Filter the entries, keeping every line with the word "length".

* * *

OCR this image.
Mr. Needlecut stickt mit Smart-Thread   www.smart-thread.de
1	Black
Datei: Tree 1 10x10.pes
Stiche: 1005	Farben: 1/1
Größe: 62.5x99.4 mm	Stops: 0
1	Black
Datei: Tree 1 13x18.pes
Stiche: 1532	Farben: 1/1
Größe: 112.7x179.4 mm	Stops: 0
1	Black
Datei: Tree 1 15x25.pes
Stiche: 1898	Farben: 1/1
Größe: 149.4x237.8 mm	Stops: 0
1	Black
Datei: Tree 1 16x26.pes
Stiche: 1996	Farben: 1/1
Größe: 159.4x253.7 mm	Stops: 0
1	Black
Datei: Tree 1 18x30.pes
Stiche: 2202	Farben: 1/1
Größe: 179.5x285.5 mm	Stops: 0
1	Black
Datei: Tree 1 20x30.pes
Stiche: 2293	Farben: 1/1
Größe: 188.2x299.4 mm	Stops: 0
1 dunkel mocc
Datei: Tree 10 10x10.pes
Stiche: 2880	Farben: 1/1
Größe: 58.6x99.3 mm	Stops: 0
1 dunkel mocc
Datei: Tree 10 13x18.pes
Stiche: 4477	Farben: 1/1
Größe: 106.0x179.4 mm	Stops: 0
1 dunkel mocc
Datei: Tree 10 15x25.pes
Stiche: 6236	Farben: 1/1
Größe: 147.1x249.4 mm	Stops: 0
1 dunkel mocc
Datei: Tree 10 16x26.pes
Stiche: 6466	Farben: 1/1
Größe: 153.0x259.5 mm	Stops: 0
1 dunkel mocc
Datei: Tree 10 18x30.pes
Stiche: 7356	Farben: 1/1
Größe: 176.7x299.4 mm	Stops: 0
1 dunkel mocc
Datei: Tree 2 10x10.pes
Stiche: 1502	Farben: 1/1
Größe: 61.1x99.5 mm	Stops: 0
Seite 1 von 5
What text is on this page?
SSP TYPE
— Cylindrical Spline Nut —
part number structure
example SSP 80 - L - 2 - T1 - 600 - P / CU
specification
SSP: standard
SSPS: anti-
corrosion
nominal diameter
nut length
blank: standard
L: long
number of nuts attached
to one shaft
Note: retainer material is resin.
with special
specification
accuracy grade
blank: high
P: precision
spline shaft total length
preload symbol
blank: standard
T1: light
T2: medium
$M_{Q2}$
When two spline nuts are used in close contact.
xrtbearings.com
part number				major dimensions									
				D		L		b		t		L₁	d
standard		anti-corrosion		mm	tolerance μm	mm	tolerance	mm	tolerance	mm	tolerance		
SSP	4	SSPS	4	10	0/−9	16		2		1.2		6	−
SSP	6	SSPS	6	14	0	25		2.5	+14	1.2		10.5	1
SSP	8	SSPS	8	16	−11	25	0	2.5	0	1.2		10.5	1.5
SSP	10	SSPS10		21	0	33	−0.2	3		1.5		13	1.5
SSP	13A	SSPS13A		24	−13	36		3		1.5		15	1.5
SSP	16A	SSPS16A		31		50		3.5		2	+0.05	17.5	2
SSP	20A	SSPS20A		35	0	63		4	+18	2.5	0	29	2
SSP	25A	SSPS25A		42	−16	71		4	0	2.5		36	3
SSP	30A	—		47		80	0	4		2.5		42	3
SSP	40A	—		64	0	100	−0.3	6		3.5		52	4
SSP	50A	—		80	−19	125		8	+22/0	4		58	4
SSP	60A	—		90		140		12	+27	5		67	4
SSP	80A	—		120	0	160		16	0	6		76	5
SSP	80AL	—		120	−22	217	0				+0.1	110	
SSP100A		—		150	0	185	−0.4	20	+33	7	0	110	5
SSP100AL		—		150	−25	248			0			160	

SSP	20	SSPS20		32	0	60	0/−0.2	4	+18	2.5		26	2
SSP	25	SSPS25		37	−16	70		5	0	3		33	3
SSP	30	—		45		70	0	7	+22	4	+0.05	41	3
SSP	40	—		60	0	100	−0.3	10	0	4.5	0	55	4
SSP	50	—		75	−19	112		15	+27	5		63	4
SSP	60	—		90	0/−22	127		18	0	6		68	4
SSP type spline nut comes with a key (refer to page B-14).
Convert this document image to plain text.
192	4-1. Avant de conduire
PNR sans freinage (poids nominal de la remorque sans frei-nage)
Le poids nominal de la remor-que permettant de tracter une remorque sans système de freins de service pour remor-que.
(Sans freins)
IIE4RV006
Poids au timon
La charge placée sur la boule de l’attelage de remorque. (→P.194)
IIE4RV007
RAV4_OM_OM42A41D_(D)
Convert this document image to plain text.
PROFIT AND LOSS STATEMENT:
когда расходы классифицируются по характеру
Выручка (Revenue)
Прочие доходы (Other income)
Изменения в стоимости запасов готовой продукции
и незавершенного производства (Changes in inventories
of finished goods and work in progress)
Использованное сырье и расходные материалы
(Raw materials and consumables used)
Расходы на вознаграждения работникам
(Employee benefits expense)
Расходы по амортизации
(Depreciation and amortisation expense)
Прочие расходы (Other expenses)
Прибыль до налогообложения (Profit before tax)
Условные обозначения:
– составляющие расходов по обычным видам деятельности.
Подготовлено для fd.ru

* * *

▶ _SOLUTION TO THIS TASK_:
nut length
spline shaft total length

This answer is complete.